__Provided material__.
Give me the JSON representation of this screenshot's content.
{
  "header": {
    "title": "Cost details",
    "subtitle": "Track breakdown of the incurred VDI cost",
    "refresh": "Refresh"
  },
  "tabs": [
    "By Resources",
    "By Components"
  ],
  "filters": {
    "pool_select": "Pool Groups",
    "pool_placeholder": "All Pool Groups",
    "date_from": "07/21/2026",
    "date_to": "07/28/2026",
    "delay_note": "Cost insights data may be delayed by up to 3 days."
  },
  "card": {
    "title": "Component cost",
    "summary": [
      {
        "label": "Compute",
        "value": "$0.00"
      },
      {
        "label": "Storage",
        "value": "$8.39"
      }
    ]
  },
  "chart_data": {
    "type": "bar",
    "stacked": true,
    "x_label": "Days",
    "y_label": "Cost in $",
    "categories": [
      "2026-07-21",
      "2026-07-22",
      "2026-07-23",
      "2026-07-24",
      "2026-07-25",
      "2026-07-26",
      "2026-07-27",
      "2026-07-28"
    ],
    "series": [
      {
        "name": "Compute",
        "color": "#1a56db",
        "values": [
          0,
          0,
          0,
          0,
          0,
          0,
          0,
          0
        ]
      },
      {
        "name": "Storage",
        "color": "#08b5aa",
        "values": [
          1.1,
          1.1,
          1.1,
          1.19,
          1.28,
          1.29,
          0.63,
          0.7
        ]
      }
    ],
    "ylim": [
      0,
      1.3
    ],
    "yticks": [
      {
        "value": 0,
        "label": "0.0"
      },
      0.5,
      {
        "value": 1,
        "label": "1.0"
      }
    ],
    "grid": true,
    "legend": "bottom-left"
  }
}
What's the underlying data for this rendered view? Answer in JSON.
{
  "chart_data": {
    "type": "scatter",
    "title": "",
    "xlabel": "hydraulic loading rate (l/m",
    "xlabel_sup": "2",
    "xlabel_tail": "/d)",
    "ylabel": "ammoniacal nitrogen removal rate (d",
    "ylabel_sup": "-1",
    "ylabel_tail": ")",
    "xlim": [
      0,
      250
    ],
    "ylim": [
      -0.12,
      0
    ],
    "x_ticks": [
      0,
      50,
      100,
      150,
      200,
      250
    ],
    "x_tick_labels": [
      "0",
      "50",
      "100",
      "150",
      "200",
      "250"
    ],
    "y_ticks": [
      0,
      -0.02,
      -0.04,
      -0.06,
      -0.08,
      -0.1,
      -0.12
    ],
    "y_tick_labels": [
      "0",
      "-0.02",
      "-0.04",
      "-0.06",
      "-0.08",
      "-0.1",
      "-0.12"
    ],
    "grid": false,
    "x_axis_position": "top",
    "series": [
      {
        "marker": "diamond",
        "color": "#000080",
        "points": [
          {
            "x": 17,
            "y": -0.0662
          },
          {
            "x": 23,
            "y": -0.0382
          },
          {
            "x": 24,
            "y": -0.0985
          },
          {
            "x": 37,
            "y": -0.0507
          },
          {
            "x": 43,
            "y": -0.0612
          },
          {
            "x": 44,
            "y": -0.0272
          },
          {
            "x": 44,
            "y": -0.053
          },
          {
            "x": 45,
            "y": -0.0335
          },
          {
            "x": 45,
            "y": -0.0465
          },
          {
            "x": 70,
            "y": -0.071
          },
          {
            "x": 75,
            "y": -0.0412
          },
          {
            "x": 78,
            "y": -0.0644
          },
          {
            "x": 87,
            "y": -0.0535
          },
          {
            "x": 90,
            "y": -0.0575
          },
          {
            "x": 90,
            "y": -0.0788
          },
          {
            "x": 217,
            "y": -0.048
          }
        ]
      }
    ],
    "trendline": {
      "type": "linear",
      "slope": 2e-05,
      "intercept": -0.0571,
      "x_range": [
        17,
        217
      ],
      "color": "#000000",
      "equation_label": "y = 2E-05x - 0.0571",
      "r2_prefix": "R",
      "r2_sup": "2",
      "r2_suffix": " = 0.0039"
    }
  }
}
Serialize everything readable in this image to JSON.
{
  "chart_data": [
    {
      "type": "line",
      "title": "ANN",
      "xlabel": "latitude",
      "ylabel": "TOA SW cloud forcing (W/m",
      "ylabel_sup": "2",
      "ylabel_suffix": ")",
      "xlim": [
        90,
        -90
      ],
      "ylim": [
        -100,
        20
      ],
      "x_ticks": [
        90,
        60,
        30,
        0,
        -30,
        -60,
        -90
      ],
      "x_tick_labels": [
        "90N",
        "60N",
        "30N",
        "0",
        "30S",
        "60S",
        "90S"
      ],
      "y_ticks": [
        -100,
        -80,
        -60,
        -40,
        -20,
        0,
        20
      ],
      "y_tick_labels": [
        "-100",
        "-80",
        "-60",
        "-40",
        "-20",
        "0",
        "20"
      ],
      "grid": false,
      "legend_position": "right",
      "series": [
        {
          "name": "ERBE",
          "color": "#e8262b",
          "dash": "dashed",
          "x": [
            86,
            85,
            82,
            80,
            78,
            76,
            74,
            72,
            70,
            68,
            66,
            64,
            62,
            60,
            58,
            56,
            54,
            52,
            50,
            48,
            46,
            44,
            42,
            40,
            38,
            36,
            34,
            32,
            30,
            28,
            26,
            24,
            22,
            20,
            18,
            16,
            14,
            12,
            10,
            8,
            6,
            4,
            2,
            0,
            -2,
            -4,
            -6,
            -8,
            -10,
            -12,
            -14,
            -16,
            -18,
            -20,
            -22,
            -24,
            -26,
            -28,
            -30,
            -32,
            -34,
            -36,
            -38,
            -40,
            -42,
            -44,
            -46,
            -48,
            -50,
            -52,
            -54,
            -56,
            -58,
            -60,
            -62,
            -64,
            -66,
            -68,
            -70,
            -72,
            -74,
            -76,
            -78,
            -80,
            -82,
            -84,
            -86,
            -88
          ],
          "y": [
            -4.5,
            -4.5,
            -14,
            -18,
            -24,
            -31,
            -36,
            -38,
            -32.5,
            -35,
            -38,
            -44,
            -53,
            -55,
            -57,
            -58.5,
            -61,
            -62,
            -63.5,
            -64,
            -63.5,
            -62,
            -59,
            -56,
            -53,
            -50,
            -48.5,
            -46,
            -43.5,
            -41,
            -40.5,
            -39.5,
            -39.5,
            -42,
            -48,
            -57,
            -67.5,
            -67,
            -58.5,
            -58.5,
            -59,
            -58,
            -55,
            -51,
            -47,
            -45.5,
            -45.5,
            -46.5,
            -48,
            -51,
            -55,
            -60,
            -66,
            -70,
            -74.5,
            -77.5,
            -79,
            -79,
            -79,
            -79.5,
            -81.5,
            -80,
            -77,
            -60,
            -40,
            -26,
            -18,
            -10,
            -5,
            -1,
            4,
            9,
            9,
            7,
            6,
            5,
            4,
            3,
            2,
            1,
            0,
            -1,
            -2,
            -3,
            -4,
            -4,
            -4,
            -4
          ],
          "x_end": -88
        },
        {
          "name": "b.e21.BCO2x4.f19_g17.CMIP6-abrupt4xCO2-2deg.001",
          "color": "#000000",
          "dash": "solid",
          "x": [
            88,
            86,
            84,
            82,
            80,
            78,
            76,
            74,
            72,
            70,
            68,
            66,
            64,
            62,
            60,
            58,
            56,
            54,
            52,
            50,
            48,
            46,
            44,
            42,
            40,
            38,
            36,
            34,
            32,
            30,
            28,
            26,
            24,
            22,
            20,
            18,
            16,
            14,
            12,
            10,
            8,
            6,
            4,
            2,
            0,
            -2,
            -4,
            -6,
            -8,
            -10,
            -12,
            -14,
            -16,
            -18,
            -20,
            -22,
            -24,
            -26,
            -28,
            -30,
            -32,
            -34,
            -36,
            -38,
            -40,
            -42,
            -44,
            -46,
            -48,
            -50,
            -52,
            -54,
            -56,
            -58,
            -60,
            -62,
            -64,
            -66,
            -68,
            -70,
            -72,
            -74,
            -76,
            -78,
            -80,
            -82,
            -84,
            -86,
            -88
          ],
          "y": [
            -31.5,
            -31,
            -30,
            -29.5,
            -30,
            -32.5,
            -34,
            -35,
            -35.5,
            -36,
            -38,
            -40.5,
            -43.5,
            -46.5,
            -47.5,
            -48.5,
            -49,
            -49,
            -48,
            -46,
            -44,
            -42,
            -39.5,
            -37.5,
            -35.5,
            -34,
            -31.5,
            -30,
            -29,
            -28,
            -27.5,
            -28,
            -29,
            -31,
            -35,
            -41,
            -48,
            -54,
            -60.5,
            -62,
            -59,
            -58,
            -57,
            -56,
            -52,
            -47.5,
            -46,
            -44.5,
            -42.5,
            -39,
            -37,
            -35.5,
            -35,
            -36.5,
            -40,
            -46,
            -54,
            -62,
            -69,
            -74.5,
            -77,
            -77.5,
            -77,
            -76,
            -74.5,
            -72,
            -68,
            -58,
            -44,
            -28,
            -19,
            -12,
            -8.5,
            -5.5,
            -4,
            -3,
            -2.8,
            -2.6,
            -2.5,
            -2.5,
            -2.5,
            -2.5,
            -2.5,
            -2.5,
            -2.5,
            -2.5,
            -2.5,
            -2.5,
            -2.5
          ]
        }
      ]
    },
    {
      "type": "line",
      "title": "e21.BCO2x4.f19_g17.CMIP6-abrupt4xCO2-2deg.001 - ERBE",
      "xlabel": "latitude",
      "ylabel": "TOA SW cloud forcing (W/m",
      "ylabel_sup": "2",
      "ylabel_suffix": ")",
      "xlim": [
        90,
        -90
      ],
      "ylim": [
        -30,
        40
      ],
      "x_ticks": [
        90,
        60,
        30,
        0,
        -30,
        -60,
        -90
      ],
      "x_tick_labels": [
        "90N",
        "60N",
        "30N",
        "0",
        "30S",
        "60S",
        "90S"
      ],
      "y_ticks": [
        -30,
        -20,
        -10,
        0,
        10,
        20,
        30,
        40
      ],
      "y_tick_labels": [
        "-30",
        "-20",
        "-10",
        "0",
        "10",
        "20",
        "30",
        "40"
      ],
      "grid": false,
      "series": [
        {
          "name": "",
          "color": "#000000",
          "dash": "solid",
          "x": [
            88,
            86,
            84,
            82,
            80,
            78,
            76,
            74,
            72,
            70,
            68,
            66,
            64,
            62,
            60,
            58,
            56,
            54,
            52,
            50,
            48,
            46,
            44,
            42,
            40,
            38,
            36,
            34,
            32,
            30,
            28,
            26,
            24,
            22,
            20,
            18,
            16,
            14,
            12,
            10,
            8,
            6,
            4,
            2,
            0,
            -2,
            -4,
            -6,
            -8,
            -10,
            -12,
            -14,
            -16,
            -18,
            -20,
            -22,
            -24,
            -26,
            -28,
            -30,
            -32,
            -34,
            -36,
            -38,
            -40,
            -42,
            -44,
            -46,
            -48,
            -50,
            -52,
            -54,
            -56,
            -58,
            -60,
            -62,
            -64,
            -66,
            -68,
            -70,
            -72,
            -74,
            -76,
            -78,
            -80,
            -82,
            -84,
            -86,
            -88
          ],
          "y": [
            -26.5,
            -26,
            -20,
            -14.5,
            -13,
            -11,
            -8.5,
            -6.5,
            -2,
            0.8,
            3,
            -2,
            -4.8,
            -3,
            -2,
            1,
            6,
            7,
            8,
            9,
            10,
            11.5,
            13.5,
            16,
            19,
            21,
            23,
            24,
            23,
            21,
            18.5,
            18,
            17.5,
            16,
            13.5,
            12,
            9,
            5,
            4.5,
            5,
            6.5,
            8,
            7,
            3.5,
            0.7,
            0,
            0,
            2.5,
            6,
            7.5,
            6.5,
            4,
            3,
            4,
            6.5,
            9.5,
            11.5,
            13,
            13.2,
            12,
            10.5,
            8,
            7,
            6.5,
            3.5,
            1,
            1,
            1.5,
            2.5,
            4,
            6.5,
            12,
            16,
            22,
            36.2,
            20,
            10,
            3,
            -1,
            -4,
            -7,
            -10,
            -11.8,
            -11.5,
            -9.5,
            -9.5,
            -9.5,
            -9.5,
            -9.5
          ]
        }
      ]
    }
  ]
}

__Problem to work on__.
Search the entries for the word "type", then list each line that holds it.

__Task output__.
    "type": "bar",
    "type": "scatter",
      "type": "linear",
      "type": "line",
      "type": "line",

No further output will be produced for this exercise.